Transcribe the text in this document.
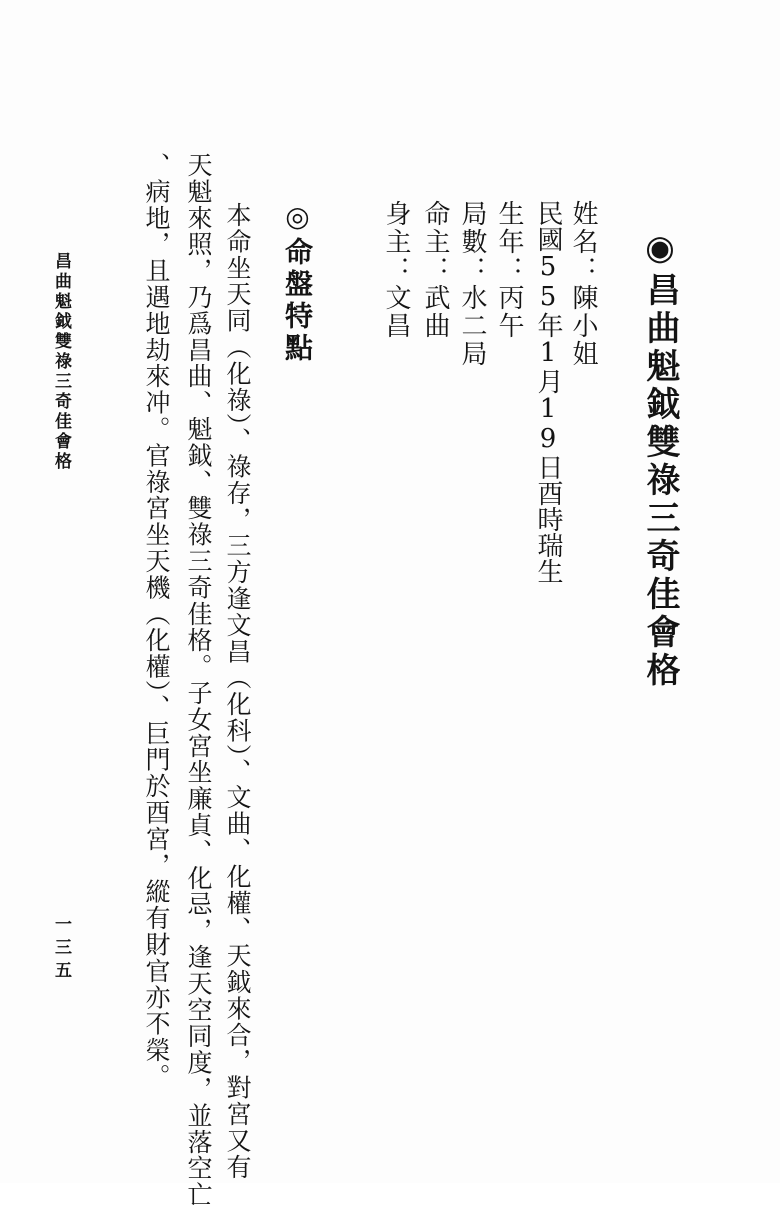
◉昌曲魁鉞雙祿三奇佳會格
姓名：陳小姐
民國55年1月19日酉時瑞生
生年：丙午
局數：水二局
命主：武曲
身主：文昌
◎命盤特點
本命坐天同（化祿）、祿存，三方逢文昌（化科）、文曲、化權、天鉞來合，對宮又有
天魁來照，乃爲昌曲、魁鉞、雙祿三奇佳格。子女宮坐廉貞、化忌，逢天空同度，並落空亡
、病地，且遇地劫來冲。官祿宮坐天機（化權）、巨門於酉宮，縱有財官亦不榮。
昌曲魁鉞雙祿三奇佳會格
一三五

++++++++

Strip out the images, then output the records above word for word.

▶ _RESULT FOR THIS EXERCISE_
Transcribe the text in this document.
◉昌曲魁鉞雙祿三奇佳會格
姓名：陳小姐
民國55年1月19日酉時瑞生
生年：丙午
局數：水二局
命主：武曲
身主：文昌
◎命盤特點
本命坐天同（化祿）、祿存，三方逢文昌（化科）、文曲、化權、天鉞來合，對宮又有
天魁來照，乃爲昌曲、魁鉞、雙祿三奇佳格。子女宮坐廉貞、化忌，逢天空同度，並落空亡
、病地，且遇地劫來冲。官祿宮坐天機（化權）、巨門於酉宮，縱有財官亦不榮。
昌曲魁鉞雙祿三奇佳會格
一三五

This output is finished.